[start of Document passage]
We calculate baseline performance metrics for FTL and LTL is as follows. Those provide us goals which is model performance should be better than baseline performance.

	FTL Baseline	LTL Baseline
MAE	434.46	352.96
MAPE	12.38%	66.9%
Accuracy	87.62%	33.1%

5. Fit Model and Measure Performance

We use the train data to fit the random forest model and the test data to measure model performance. We calculate MAE, MAPE, and Accuracy similar to the baseline analysis.

The following functions are used to fit the random forest model and measure the model performance.

 
from sklearn.ensemble import RandomForestRegressor

def fit_random_forest_model(train_features, train_labels):
    '''
    Fit a random forest model
    '''
    random_forest = RandomForestRegressor(n_estimators = 1000, random_state = 42)
    random_forest.fit(train_features, train_labels)
    return random_forest

def prediction_and_metrics(random_forest, test_features, test_labels):
    '''
    Predict and measure the model performantce
    '''
    predictions = random_forest.predict(test_features)
    
    mae = round(np.mean(abs(predictions - test_labels)))
    mape = np.mean(100 * (mae / test_labels))
    accuracy = 100 - np.mean(mape)
    
    return predictions, mae, mape, accuracy

The following table provides baseline and random forest model performance metrics for FTL and LTL.

	FTL Baseline	LTL Baseline	FTL Random Forest Model	LTL Random Forest Model
MAE	434.46	352.96	188.0	123.0
MAPE	12.38%	66.9%	7.12%	33.10%
Accuracy	87.62%	33.1%	92.88%	66.90%

Both FLT and LTL models beat the baseline prediction. FTL model prediction has 94% accuracy. However,
LTL model’s accuracy is 67% which is lower than FTL model.

One way to improve LTL model’s performance is hyperparameter tuning where the model settings are adjusted to improve performance. Another way is to add more features to the data set to capture behavior better.

6. Interpret Model and Report Results

We can use two methods to be able to understand how model calculates the values,

Visualizing a random forest tree
Understanding feature importance of variables

Visualizing A Random Forest Tree

The following Python code is used to visualize one of the random forest trees in the model.

 
from IPython.display import SVG
from graphviz import Source
from sklearn.tree import export_graphviz 

def create_random_forest_tree_image(random_forest_model, tree_number, features_list, tree_file_name):
   '''
   Create and save random forest tree image
   '''
    tree_in_forest = random_forest_model.estimators_[tree_number]
    graph = Source(export_graphviz(tree_in_forest, out_file=None
       , feature_names=features_list
       , filled = True))
[end of Document passage]
Exercise directions: Reproduce the random forest passage word for word, between "from sklearn.ensemble import" and "random_state = 42)", inclusive. The lines that follow bear no relation to the random forest passage.
[start of Provided records]
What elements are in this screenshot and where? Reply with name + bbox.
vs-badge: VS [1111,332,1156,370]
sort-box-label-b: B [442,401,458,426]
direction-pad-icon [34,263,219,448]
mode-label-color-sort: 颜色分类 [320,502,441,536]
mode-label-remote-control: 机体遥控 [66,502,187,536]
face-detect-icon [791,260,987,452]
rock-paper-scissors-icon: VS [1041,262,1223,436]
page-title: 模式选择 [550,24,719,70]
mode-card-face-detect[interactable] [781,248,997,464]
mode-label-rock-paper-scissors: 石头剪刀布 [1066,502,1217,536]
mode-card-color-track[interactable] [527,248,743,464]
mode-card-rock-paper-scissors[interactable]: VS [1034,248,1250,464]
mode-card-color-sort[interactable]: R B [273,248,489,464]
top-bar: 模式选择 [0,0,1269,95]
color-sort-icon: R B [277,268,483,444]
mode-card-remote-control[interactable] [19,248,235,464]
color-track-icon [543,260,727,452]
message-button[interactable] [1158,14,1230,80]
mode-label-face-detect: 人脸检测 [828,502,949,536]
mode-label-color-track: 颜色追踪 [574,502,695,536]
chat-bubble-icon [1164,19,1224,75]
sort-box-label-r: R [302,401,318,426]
[end of Provided records]
Result:
from sklearn.ensemble import RandomForestRegressor

def fit_random_forest_model(train_features, train_labels):
    '''
    Fit a random forest model
    '''
    random_forest = RandomForestRegressor(n_estimators = 1000, random_state = 42)